→ **Instructions**
• A. Answer these questions about the Celery deployment tutorial, one line each, marking the answers (i), (ii) and (iii):
(i) How much time does the tutorial estimate it will take?
(ii) On what date was it published?
(iii) Under what license is the GTN Framework provided?
• B. Write out the part of the Celery deployment tutorial starting at "Celery is a" and ending at "missing without it.", substituting "in the background" for "asynchronously".
• C. Continue the tutorial on deploying Celery for Galaxy from the point where its text stops.

→ **Document**
################
Alternative Celery Deployment for Galaxy

Author(s) orcid logoHelena Rasche avatar Helena Rasche
Overview
Creative Commons License: CC-BY Questions:
  • What is required for Celery to work in Galaxy?

Objectives:
  • Setup the bare minimum configuration to get tasks working

  • Avoid deploying, securing, and managing RabbitMQ and Redis and Flower

Requirements:
Time estimation: 1 hour
Supporting Materials:
Published: Nov 7, 2024
Last modification: Nov 7, 2024
License: Tutorial Content is licensed under Creative Commons Attribution 4.0 International License. The GTN Framework is licensed under MIT
version Revision: 1

Celery is a new component to the Galaxy world (ca 2023) and is a distributed task queue that can be used to run tasks asynchronously. It isn’t mandatory, but you might find some features you expect to use to be missing without it.
################
→ **Raw records**
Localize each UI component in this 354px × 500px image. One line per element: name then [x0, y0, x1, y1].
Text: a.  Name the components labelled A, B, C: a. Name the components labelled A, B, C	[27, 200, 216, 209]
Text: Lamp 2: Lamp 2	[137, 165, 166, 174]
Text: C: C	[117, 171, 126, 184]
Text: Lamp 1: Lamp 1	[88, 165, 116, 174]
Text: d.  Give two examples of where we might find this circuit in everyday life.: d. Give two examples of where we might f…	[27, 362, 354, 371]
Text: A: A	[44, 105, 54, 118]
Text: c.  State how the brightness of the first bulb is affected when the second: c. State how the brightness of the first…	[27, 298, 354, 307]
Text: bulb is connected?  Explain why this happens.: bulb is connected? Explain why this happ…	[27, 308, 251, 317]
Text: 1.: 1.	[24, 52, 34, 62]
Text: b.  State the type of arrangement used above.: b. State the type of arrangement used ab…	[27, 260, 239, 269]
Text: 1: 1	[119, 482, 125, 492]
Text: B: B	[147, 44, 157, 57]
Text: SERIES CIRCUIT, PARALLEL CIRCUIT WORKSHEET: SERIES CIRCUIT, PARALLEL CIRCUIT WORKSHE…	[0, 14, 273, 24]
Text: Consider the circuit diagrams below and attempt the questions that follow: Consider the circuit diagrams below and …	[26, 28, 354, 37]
################
→ **Outputs in order**
• A.
(i) 1 hour
(ii) Nov 7, 2024
(iii) MIT

• B.
Celery is a new component to the Galaxy world (ca 2023) and is a distributed task queue that can be used to run tasks in the background. It isn’t mandatory, but you might find some features you expect to use to be missing without it.

• C.
If you are running a large production deployment you probably want to follow the Celery+Redis+Flower Tutorial.

However, if you are running a smaller Galaxy you may not want to manage deploying Celery (past what Gravity does for you automatically), you may not want to add Redis to your stack, and you may not have need of Flower!

Agenda
  1. Configuring Galaxy to use Postgres
  2. Configuring Celery to use Postgres
  3. Configuring with Ansible

Configuring Galaxy to use Postgres

AMQP is a message queue protocol which processes can use to pass messages between each other. While a real message queue like RabbitMQ is perhaps the most robust choice, there is an easier option: Postgres

Add the following to your Galaxy configuration to use Postgres:

amqp_internal_connection: "sqlalchemy+postgresql:///galaxy?host=/var/run/postgresql"

Configuring Celery to use Postgres

Celery would prefer you use Redis (a Key-Value store) as a backend to store results. But we have a database! So let’s try using that instead:

enable_celery_tasks: true
celery_conf:
  broker_url: null  # This should default to using amqp_internal_connection
  result_backend: "db+postgresql:///galaxy?host=/var/run/postgresql"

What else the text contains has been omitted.